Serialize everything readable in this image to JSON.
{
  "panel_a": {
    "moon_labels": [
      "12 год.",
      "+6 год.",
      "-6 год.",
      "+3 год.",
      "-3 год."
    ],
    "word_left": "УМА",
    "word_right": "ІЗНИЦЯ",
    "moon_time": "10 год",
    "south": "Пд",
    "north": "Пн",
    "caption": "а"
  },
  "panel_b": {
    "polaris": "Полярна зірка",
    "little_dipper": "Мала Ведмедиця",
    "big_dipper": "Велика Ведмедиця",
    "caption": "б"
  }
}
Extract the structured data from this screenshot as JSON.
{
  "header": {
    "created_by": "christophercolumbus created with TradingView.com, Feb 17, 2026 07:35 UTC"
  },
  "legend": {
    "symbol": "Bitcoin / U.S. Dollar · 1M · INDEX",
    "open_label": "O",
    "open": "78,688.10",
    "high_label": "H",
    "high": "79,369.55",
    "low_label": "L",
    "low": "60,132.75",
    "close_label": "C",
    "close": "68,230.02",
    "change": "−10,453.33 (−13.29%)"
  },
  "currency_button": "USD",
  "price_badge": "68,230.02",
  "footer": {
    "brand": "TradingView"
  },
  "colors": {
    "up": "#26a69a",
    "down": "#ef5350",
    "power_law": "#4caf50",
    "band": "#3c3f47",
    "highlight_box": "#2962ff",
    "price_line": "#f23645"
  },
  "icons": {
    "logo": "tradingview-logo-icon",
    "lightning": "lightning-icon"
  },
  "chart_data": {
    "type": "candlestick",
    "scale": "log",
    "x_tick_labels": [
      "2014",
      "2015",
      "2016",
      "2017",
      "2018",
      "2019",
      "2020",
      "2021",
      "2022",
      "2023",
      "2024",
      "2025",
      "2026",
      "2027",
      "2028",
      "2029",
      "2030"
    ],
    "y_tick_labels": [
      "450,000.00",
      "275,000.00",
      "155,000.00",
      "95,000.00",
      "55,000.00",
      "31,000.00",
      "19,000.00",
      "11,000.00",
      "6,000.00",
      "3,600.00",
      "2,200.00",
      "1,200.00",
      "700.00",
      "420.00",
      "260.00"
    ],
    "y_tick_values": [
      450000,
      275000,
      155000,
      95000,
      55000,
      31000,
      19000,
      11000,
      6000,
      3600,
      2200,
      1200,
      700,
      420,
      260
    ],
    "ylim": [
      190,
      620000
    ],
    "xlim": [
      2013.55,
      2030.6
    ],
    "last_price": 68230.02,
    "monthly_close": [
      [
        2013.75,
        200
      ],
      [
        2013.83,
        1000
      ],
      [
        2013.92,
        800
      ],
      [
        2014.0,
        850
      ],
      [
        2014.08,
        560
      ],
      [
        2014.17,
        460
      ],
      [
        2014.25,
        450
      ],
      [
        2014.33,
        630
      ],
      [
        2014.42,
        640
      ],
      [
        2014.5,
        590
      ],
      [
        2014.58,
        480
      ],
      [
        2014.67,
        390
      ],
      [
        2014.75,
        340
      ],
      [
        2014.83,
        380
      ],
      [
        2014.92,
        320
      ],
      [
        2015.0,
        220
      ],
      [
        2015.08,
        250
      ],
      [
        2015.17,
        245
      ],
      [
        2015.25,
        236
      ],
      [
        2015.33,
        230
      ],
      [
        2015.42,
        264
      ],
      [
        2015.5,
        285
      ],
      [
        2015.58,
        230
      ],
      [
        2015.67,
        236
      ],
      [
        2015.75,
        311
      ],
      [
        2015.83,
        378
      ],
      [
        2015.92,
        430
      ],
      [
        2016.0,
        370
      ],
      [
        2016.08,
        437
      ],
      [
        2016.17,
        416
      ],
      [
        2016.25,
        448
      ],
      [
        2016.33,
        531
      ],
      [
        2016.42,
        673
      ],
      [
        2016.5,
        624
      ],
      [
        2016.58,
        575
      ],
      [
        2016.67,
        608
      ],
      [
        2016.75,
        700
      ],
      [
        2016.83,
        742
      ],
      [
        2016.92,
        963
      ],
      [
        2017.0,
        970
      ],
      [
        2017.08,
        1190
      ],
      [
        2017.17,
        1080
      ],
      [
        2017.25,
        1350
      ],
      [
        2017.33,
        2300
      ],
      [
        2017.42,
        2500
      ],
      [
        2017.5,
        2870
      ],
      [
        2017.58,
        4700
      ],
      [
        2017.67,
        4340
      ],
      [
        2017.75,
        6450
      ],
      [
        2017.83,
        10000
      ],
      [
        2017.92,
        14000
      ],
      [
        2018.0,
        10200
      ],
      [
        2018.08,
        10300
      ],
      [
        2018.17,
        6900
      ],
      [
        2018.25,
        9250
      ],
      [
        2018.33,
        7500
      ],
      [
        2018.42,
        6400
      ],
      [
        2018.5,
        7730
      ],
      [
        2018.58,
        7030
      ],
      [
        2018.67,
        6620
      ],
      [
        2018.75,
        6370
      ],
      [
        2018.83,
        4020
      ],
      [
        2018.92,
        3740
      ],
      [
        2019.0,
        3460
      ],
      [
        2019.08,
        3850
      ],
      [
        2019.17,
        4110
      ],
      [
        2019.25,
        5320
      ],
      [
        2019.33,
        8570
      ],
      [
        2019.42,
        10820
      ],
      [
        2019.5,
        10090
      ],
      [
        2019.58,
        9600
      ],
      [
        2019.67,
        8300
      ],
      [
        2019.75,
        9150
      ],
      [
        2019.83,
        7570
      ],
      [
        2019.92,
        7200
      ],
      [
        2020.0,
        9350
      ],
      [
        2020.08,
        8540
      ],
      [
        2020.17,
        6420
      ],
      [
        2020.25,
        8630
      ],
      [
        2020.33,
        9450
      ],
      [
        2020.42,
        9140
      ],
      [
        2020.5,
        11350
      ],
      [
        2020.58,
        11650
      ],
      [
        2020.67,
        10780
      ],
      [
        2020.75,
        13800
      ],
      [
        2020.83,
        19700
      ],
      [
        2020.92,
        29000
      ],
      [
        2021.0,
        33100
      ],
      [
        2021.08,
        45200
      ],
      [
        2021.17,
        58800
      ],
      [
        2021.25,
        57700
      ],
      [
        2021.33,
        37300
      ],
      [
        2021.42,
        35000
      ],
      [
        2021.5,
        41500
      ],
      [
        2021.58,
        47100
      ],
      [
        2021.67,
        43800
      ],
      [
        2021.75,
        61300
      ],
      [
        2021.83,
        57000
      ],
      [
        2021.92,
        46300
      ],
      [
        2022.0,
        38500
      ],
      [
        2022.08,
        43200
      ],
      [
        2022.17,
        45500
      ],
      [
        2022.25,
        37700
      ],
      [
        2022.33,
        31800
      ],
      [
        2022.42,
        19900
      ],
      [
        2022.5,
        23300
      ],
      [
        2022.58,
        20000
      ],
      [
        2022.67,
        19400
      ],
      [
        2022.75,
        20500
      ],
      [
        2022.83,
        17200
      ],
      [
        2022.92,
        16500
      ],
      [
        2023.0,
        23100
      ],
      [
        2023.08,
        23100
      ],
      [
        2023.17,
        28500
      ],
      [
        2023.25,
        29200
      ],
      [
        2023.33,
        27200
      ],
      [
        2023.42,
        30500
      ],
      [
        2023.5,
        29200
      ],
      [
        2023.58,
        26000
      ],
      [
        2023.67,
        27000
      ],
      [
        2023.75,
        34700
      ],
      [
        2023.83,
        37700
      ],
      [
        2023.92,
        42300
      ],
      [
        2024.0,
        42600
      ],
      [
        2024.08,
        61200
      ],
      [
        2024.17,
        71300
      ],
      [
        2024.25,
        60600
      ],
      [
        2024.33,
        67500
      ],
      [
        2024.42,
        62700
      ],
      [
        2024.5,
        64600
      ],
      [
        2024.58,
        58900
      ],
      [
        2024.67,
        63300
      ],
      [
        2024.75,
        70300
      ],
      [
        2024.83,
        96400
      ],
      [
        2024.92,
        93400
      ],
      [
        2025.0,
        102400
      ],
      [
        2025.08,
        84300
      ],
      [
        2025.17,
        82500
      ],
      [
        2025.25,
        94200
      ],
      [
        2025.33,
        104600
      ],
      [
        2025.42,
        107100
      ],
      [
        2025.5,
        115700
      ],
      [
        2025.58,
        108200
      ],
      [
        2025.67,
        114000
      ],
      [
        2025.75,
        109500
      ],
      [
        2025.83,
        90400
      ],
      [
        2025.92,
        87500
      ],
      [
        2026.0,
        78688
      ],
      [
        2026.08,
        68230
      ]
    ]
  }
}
§
Work to be completed: Copy each line from the data above that includes "JSON".

Answer to this problem:
Serialize everything readable in this image to JSON.
Extract the structured data from this screenshot as JSON.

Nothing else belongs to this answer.